╭─ Input

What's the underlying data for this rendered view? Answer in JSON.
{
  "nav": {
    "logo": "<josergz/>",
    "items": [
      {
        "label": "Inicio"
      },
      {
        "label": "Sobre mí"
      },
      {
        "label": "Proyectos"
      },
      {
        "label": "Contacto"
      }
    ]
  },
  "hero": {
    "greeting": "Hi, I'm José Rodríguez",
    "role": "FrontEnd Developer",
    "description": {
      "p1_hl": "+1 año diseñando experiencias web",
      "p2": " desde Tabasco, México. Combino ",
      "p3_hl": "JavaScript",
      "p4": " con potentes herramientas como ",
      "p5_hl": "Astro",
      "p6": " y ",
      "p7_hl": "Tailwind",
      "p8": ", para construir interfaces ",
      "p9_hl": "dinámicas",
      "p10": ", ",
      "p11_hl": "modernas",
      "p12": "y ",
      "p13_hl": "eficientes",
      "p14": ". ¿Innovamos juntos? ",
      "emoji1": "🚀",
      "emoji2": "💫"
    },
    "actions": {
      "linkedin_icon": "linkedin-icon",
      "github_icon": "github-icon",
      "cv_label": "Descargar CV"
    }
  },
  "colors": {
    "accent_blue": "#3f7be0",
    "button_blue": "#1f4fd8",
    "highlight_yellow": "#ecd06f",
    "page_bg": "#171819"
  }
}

╰─

#### [Problem requirements]
Set down every line of the listing above again, exactly as given.

#### [The response]
What's the underlying data for this rendered view? Answer in JSON.
{
  "nav": {
    "logo": "<josergz/>",
    "items": [
      {
        "label": "Inicio"
      },
      {
        "label": "Sobre mí"
      },
      {
        "label": "Proyectos"
      },
      {
        "label": "Contacto"
      }
    ]
  },
  "hero": {
    "greeting": "Hi, I'm José Rodríguez",
    "role": "FrontEnd Developer",
    "description": {
      "p1_hl": "+1 año diseñando experiencias web",
      "p2": " desde Tabasco, México. Combino ",
      "p3_hl": "JavaScript",
      "p4": " con potentes herramientas como ",
      "p5_hl": "Astro",
      "p6": " y ",
      "p7_hl": "Tailwind",
      "p8": ", para construir interfaces ",
      "p9_hl": "dinámicas",
      "p10": ", ",
      "p11_hl": "modernas",
      "p12": "y ",
      "p13_hl": "eficientes",
      "p14": ". ¿Innovamos juntos? ",
      "emoji1": "🚀",
      "emoji2": "💫"
    },
    "actions": {
      "linkedin_icon": "linkedin-icon",
      "github_icon": "github-icon",
      "cv_label": "Descargar CV"
    }
  },
  "colors": {
    "accent_blue": "#3f7be0",
    "button_blue": "#1f4fd8",
    "highlight_yellow": "#ecd06f",
    "page_bg": "#171819"
  }
}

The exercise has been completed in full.